# Task requirements
Copy every line of the data exactly, leaving nothing out.

# Data to process

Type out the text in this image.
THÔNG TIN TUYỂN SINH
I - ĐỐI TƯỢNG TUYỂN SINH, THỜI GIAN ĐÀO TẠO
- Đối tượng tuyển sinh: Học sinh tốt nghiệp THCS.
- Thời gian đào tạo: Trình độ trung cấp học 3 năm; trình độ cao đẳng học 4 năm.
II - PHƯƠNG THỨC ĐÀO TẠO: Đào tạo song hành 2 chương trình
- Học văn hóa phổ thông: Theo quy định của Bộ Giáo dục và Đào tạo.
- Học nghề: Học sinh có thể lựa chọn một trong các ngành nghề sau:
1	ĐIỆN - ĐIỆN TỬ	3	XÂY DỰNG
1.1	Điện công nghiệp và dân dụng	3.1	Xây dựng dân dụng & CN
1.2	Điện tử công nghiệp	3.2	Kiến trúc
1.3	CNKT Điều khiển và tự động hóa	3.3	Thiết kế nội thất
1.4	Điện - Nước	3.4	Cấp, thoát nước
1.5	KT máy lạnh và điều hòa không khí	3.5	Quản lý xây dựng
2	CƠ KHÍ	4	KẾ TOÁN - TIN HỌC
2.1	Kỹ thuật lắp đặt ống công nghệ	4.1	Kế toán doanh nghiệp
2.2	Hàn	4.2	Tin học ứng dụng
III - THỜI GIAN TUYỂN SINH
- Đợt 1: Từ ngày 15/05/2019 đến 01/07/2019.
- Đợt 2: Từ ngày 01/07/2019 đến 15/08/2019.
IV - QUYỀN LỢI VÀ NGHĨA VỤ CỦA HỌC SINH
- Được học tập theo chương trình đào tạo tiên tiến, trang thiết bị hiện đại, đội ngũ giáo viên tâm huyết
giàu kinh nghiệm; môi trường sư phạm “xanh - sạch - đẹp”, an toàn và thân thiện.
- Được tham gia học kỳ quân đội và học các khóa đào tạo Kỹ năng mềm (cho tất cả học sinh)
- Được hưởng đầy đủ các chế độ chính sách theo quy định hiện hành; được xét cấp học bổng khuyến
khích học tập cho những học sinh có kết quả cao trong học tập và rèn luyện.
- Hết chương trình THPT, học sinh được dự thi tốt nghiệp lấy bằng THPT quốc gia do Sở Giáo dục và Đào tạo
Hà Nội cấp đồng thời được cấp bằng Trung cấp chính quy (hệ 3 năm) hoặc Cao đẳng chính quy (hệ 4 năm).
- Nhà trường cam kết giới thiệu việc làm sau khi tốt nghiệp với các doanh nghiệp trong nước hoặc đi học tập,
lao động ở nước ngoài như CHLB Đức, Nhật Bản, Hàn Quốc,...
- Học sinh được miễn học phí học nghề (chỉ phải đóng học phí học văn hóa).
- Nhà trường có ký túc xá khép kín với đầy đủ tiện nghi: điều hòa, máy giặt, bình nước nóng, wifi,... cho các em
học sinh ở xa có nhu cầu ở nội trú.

# Output of the task
Type out the text in this image.
THÔNG TIN TUYỂN SINH
I - ĐỐI TƯỢNG TUYỂN SINH, THỜI GIAN ĐÀO TẠO
- Đối tượng tuyển sinh: Học sinh tốt nghiệp THCS.
- Thời gian đào tạo: Trình độ trung cấp học 3 năm; trình độ cao đẳng học 4 năm.
II - PHƯƠNG THỨC ĐÀO TẠO: Đào tạo song hành 2 chương trình
- Học văn hóa phổ thông: Theo quy định của Bộ Giáo dục và Đào tạo.
- Học nghề: Học sinh có thể lựa chọn một trong các ngành nghề sau:
1	ĐIỆN - ĐIỆN TỬ	3	XÂY DỰNG
1.1	Điện công nghiệp và dân dụng	3.1	Xây dựng dân dụng & CN
1.2	Điện tử công nghiệp	3.2	Kiến trúc
1.3	CNKT Điều khiển và tự động hóa	3.3	Thiết kế nội thất
1.4	Điện - Nước	3.4	Cấp, thoát nước
1.5	KT máy lạnh và điều hòa không khí	3.5	Quản lý xây dựng
2	CƠ KHÍ	4	KẾ TOÁN - TIN HỌC
2.1	Kỹ thuật lắp đặt ống công nghệ	4.1	Kế toán doanh nghiệp
2.2	Hàn	4.2	Tin học ứng dụng
III - THỜI GIAN TUYỂN SINH
- Đợt 1: Từ ngày 15/05/2019 đến 01/07/2019.
- Đợt 2: Từ ngày 01/07/2019 đến 15/08/2019.
IV - QUYỀN LỢI VÀ NGHĨA VỤ CỦA HỌC SINH
- Được học tập theo chương trình đào tạo tiên tiến, trang thiết bị hiện đại, đội ngũ giáo viên tâm huyết
giàu kinh nghiệm; môi trường sư phạm “xanh - sạch - đẹp”, an toàn và thân thiện.
- Được tham gia học kỳ quân đội và học các khóa đào tạo Kỹ năng mềm (cho tất cả học sinh)
- Được hưởng đầy đủ các chế độ chính sách theo quy định hiện hành; được xét cấp học bổng khuyến
khích học tập cho những học sinh có kết quả cao trong học tập và rèn luyện.
- Hết chương trình THPT, học sinh được dự thi tốt nghiệp lấy bằng THPT quốc gia do Sở Giáo dục và Đào tạo
Hà Nội cấp đồng thời được cấp bằng Trung cấp chính quy (hệ 3 năm) hoặc Cao đẳng chính quy (hệ 4 năm).
- Nhà trường cam kết giới thiệu việc làm sau khi tốt nghiệp với các doanh nghiệp trong nước hoặc đi học tập,
lao động ở nước ngoài như CHLB Đức, Nhật Bản, Hàn Quốc,...
- Học sinh được miễn học phí học nghề (chỉ phải đóng học phí học văn hóa).
- Nhà trường có ký túc xá khép kín với đầy đủ tiện nghi: điều hòa, máy giặt, bình nước nóng, wifi,... cho các em
học sinh ở xa có nhu cầu ở nội trú.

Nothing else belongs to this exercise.